** Begin **
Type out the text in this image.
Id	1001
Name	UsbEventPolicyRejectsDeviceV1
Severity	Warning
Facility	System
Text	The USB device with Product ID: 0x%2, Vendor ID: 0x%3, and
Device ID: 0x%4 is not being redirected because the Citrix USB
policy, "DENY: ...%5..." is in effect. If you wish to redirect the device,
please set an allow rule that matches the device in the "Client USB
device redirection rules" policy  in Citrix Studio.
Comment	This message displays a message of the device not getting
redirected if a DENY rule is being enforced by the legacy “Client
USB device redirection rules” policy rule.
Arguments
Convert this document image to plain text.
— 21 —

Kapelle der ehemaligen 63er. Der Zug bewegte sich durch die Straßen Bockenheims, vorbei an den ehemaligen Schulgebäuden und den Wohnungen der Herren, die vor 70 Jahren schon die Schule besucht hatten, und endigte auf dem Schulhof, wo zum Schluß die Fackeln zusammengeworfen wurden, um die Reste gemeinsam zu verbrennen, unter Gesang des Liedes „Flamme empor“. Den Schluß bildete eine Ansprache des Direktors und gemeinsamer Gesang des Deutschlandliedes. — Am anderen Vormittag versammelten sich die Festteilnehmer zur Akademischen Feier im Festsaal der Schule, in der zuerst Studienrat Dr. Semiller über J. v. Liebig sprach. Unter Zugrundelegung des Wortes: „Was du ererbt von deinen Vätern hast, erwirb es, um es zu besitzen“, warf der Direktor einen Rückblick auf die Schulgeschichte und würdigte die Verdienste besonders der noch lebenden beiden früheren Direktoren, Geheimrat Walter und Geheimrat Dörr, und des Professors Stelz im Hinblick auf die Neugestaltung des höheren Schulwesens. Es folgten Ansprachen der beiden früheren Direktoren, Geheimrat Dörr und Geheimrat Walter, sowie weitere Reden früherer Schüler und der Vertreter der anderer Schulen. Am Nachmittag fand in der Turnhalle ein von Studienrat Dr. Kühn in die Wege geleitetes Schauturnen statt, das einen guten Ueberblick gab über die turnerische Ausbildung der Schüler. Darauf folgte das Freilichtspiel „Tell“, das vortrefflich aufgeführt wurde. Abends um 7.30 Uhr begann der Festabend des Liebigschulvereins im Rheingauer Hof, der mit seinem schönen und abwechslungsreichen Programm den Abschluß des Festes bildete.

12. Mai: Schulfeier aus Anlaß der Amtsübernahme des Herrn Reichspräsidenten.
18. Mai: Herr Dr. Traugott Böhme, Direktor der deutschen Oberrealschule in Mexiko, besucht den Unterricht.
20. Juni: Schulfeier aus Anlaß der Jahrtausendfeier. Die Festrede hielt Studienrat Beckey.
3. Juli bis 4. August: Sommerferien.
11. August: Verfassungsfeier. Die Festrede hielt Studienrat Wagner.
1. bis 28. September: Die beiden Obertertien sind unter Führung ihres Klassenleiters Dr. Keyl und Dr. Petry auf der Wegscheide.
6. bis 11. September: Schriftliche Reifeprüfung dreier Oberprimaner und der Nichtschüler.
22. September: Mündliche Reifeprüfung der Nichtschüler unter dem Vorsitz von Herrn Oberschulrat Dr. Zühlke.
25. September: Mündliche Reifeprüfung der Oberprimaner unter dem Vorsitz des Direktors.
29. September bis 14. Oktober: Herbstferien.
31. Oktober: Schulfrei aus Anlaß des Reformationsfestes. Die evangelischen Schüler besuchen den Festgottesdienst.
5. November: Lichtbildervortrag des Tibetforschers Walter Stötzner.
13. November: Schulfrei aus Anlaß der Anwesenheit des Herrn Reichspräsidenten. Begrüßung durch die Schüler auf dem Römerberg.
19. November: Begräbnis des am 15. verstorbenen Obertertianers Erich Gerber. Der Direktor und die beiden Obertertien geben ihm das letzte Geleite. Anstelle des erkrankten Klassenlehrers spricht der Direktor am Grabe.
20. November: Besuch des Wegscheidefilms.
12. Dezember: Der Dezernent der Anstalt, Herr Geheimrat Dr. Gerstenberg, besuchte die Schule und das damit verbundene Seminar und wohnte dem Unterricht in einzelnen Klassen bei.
** End **
#### Requirement
Out of the material above, select every line that holds the string "Reifeprüfung".

#### Exercise answer
6. bis 11. September: Schriftliche Reifeprüfung dreier Oberprimaner und der Nichtschüler.
22. September: Mündliche Reifeprüfung der Nichtschüler unter dem Vorsitz von Herrn Oberschulrat Dr. Zühlke.
25. September: Mündliche Reifeprüfung der Oberprimaner unter dem Vorsitz des Direktors.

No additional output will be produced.